-- begin EXTRACTED MATERIAL --
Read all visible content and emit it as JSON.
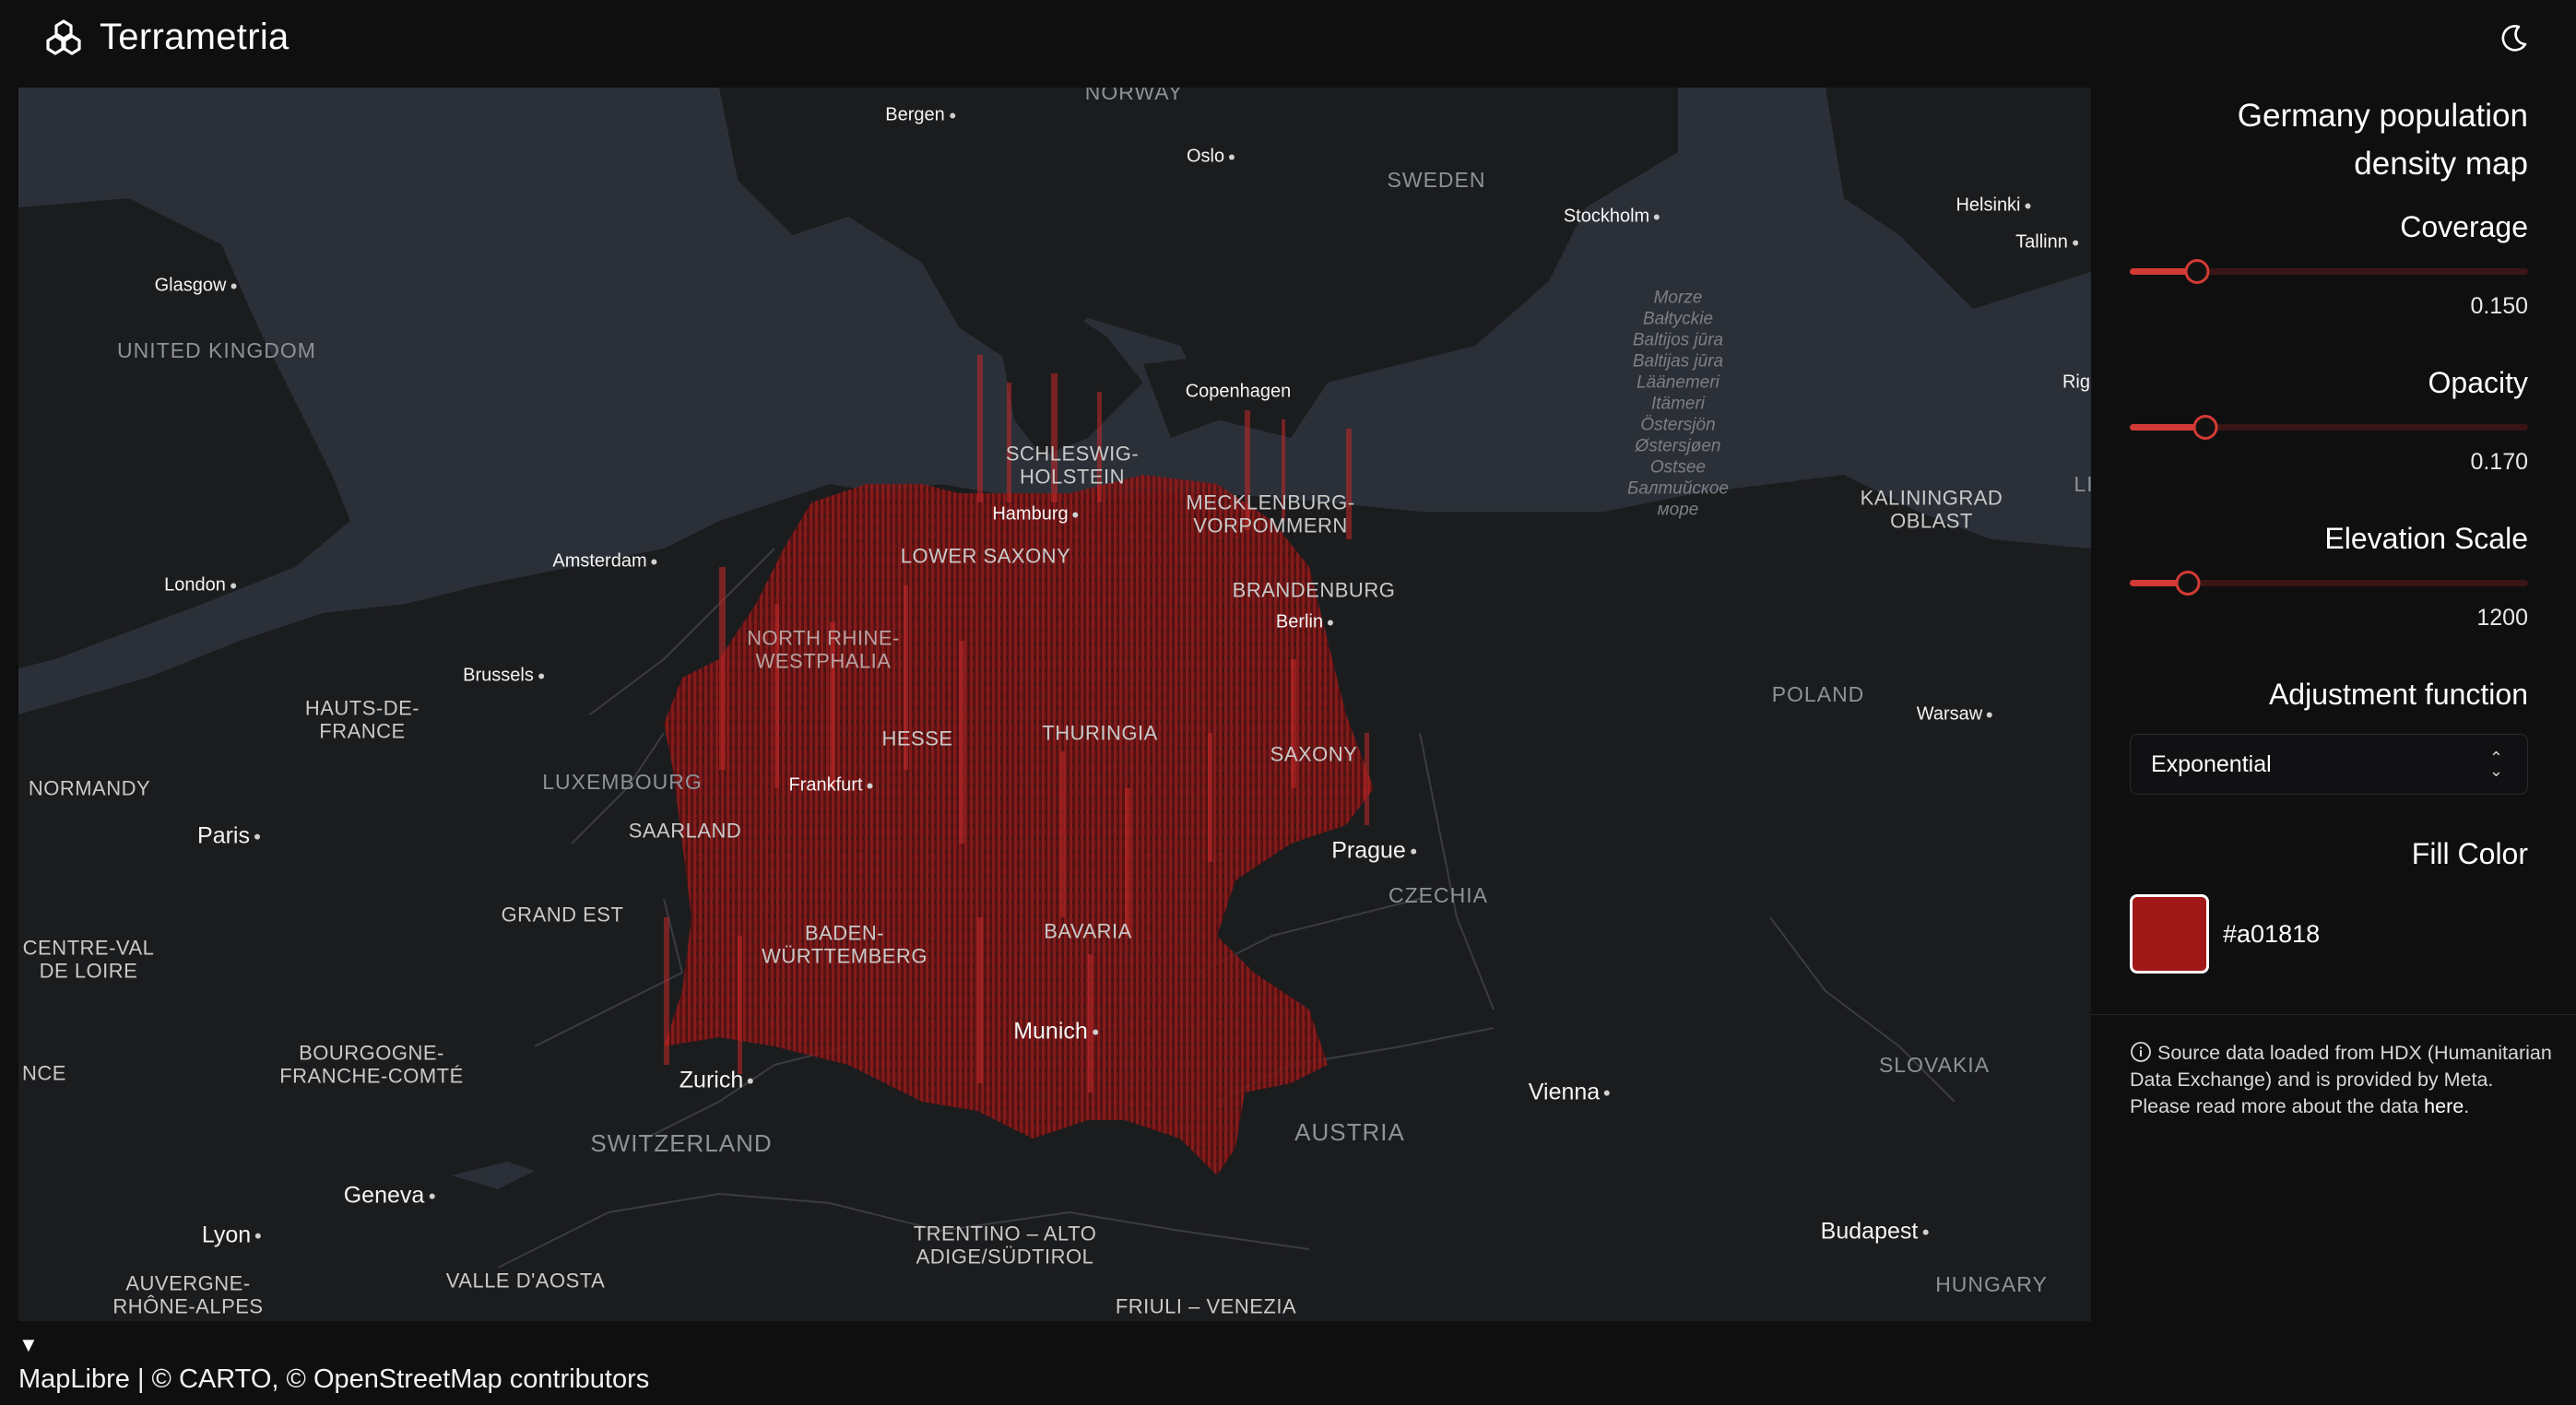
{
  "header": {
    "app_name": "Terrametria",
    "logo_icon": "terrametria-logo-icon",
    "theme_toggle_icon": "moon-icon"
  },
  "map": {
    "labels": {
      "norway": "NORWAY",
      "bergen": "Bergen",
      "oslo": "Oslo",
      "sweden": "SWEDEN",
      "stockholm": "Stockholm",
      "helsinki": "Helsinki",
      "tallinn": "Tallinn",
      "riga": "Rig",
      "glasgow": "Glasgow",
      "united_kingdom": "UNITED KINGDOM",
      "copenhagen": "Copenhagen",
      "baltic_sea": "Morze\nBałtyckie\nBaltijos jūra\nBaltijas jūra\nLäänemeri\nItämeri\nÖstersjön\nØstersjøen\nOstsee\nБалтийское\nморе",
      "schleswig_holstein": "SCHLESWIG-\nHOLSTEIN",
      "hamburg": "Hamburg",
      "mecklenburg": "MECKLENBURG-\nVORPOMMERN",
      "kaliningrad": "KALININGRAD\nOBLAST",
      "li": "LI",
      "amsterdam": "Amsterdam",
      "lower_saxony": "LOWER SAXONY",
      "london": "London",
      "brandenburg": "BRANDENBURG",
      "berlin": "Berlin",
      "north_rhine": "NORTH RHINE-\nWESTPHALIA",
      "brussels": "Brussels",
      "hauts_de_france": "HAUTS-DE-\nFRANCE",
      "poland": "POLAND",
      "warsaw": "Warsaw",
      "hesse": "HESSE",
      "thuringia": "THURINGIA",
      "saxony": "SAXONY",
      "luxembourg": "LUXEMBOURG",
      "frankfurt": "Frankfurt",
      "normandy": "NORMANDY",
      "paris": "Paris",
      "saarland": "SAARLAND",
      "prague": "Prague",
      "czechia": "CZECHIA",
      "grand_est": "GRAND EST",
      "baden_wuerttemberg": "BADEN-\nWÜRTTEMBERG",
      "bavaria": "BAVARIA",
      "centre_val_de_loire": "CENTRE-VAL\nDE LOIRE",
      "munich": "Munich",
      "bourgogne": "BOURGOGNE-\nFRANCHE-COMTÉ",
      "nce": "NCE",
      "zurich": "Zurich",
      "slovakia": "SLOVAKIA",
      "vienna": "Vienna",
      "switzerland": "SWITZERLAND",
      "austria": "AUSTRIA",
      "geneva": "Geneva",
      "lyon": "Lyon",
      "trentino": "TRENTINO – ALTO\nADIGE/SÜDTIROL",
      "budapest": "Budapest",
      "auvergne": "AUVERGNE-\nRHÔNE-ALPES",
      "valle_daosta": "VALLE D'AOSTA",
      "friuli": "FRIULI – VENEZIA",
      "hungary": "HUNGARY"
    }
  },
  "attribution": "MapLibre | © CARTO, © OpenStreetMap contributors",
  "collapse_toggle": "▼",
  "panel": {
    "title": "Germany population density map",
    "coverage": {
      "label": "Coverage",
      "value": "0.150",
      "level": 0.17
    },
    "opacity": {
      "label": "Opacity",
      "value": "0.170",
      "level": 0.19
    },
    "elevation_scale": {
      "label": "Elevation Scale",
      "value": "1200",
      "level": 0.145
    },
    "adjustment_function": {
      "label": "Adjustment function",
      "selected": "Exponential"
    },
    "fill_color": {
      "label": "Fill Color",
      "hex": "#a01818",
      "swatch": "#a01818"
    },
    "note": {
      "icon": "info-icon",
      "text": "Source data loaded from HDX (Humanitarian Data Exchange) and is provided by Meta.",
      "read_more": "Please read more about the data",
      "link": "here",
      "end": "."
    }
  },
  "colors": {
    "water": "#2b3038",
    "land": "#1b1c1e",
    "density": "#a01818",
    "accent": "#d33a35"
  }
}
-- end EXTRACTED MATERIAL --
#### PROMPT
Reproduce every line of the material precisely, omitting its pictures.

#### SOLVED EXERCISE
Read all visible content and emit it as JSON.
{
  "header": {
    "app_name": "Terrametria",
    "logo_icon": "terrametria-logo-icon",
    "theme_toggle_icon": "moon-icon"
  },
  "map": {
    "labels": {
      "norway": "NORWAY",
      "bergen": "Bergen",
      "oslo": "Oslo",
      "sweden": "SWEDEN",
      "stockholm": "Stockholm",
      "helsinki": "Helsinki",
      "tallinn": "Tallinn",
      "riga": "Rig",
      "glasgow": "Glasgow",
      "united_kingdom": "UNITED KINGDOM",
      "copenhagen": "Copenhagen",
      "baltic_sea": "Morze\nBałtyckie\nBaltijos jūra\nBaltijas jūra\nLäänemeri\nItämeri\nÖstersjön\nØstersjøen\nOstsee\nБалтийское\nморе",
      "schleswig_holstein": "SCHLESWIG-\nHOLSTEIN",
      "hamburg": "Hamburg",
      "mecklenburg": "MECKLENBURG-\nVORPOMMERN",
      "kaliningrad": "KALININGRAD\nOBLAST",
      "li": "LI",
      "amsterdam": "Amsterdam",
      "lower_saxony": "LOWER SAXONY",
      "london": "London",
      "brandenburg": "BRANDENBURG",
      "berlin": "Berlin",
      "north_rhine": "NORTH RHINE-\nWESTPHALIA",
      "brussels": "Brussels",
      "hauts_de_france": "HAUTS-DE-\nFRANCE",
      "poland": "POLAND",
      "warsaw": "Warsaw",
      "hesse": "HESSE",
      "thuringia": "THURINGIA",
      "saxony": "SAXONY",
      "luxembourg": "LUXEMBOURG",
      "frankfurt": "Frankfurt",
      "normandy": "NORMANDY",
      "paris": "Paris",
      "saarland": "SAARLAND",
      "prague": "Prague",
      "czechia": "CZECHIA",
      "grand_est": "GRAND EST",
      "baden_wuerttemberg": "BADEN-\nWÜRTTEMBERG",
      "bavaria": "BAVARIA",
      "centre_val_de_loire": "CENTRE-VAL\nDE LOIRE",
      "munich": "Munich",
      "bourgogne": "BOURGOGNE-\nFRANCHE-COMTÉ",
      "nce": "NCE",
      "zurich": "Zurich",
      "slovakia": "SLOVAKIA",
      "vienna": "Vienna",
      "switzerland": "SWITZERLAND",
      "austria": "AUSTRIA",
      "geneva": "Geneva",
      "lyon": "Lyon",
      "trentino": "TRENTINO – ALTO\nADIGE/SÜDTIROL",
      "budapest": "Budapest",
      "auvergne": "AUVERGNE-\nRHÔNE-ALPES",
      "valle_daosta": "VALLE D'AOSTA",
      "friuli": "FRIULI – VENEZIA",
      "hungary": "HUNGARY"
    }
  },
  "attribution": "MapLibre | © CARTO, © OpenStreetMap contributors",
  "collapse_toggle": "▼",
  "panel": {
    "title": "Germany population density map",
    "coverage": {
      "label": "Coverage",
      "value": "0.150",
      "level": 0.17
    },
    "opacity": {
      "label": "Opacity",
      "value": "0.170",
      "level": 0.19
    },
    "elevation_scale": {
      "label": "Elevation Scale",
      "value": "1200",
      "level": 0.145
    },
    "adjustment_function": {
      "label": "Adjustment function",
      "selected": "Exponential"
    },
    "fill_color": {
      "label": "Fill Color",
      "hex": "#a01818",
      "swatch": "#a01818"
    },
    "note": {
      "icon": "info-icon",
      "text": "Source data loaded from HDX (Humanitarian Data Exchange) and is provided by Meta.",
      "read_more": "Please read more about the data",
      "link": "here",
      "end": "."
    }
  },
  "colors": {
    "water": "#2b3038",
    "land": "#1b1c1e",
    "density": "#a01818",
    "accent": "#d33a35"
  }
}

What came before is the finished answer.